> **Problem description**:
Reproduce every entry in the listing without alteration.

■ ■ ■ ■ ■

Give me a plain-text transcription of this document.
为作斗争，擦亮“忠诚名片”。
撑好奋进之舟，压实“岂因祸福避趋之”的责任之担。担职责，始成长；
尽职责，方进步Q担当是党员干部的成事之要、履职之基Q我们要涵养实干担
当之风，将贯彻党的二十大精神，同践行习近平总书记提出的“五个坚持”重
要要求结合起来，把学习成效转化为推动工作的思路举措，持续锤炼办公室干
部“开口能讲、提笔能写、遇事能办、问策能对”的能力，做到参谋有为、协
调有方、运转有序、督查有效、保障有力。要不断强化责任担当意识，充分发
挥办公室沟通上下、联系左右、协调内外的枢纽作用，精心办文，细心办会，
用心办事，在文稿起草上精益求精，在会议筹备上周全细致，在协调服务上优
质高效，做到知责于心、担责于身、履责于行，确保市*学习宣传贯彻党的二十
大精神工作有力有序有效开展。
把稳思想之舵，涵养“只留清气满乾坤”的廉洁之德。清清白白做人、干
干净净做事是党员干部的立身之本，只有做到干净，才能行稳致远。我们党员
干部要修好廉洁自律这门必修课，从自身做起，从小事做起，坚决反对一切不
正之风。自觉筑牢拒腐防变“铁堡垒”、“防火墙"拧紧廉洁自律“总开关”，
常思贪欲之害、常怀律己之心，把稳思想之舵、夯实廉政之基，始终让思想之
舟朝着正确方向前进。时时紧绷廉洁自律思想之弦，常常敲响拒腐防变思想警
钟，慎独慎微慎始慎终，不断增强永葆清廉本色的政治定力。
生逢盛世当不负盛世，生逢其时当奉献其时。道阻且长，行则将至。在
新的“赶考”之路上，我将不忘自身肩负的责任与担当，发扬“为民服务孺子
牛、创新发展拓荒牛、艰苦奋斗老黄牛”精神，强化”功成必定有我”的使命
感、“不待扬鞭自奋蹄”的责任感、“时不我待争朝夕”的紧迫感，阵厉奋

■ ■ ■ ■ ■

> **Solved problem**:
Give me a plain-text transcription of this document.
为作斗争，擦亮“忠诚名片”。
撑好奋进之舟，压实“岂因祸福避趋之”的责任之担。担职责，始成长；
尽职责，方进步Q担当是党员干部的成事之要、履职之基Q我们要涵养实干担
当之风，将贯彻党的二十大精神，同践行习近平总书记提出的“五个坚持”重
要要求结合起来，把学习成效转化为推动工作的思路举措，持续锤炼办公室干
部“开口能讲、提笔能写、遇事能办、问策能对”的能力，做到参谋有为、协
调有方、运转有序、督查有效、保障有力。要不断强化责任担当意识，充分发
挥办公室沟通上下、联系左右、协调内外的枢纽作用，精心办文，细心办会，
用心办事，在文稿起草上精益求精，在会议筹备上周全细致，在协调服务上优
质高效，做到知责于心、担责于身、履责于行，确保市*学习宣传贯彻党的二十
大精神工作有力有序有效开展。
把稳思想之舵，涵养“只留清气满乾坤”的廉洁之德。清清白白做人、干
干净净做事是党员干部的立身之本，只有做到干净，才能行稳致远。我们党员
干部要修好廉洁自律这门必修课，从自身做起，从小事做起，坚决反对一切不
正之风。自觉筑牢拒腐防变“铁堡垒”、“防火墙"拧紧廉洁自律“总开关”，
常思贪欲之害、常怀律己之心，把稳思想之舵、夯实廉政之基，始终让思想之
舟朝着正确方向前进。时时紧绷廉洁自律思想之弦，常常敲响拒腐防变思想警
钟，慎独慎微慎始慎终，不断增强永葆清廉本色的政治定力。
生逢盛世当不负盛世，生逢其时当奉献其时。道阻且长，行则将至。在
新的“赶考”之路上，我将不忘自身肩负的责任与担当，发扬“为民服务孺子
牛、创新发展拓荒牛、艰苦奋斗老黄牛”精神，强化”功成必定有我”的使命
感、“不待扬鞭自奋蹄”的责任感、“时不我待争朝夕”的紧迫感，阵厉奋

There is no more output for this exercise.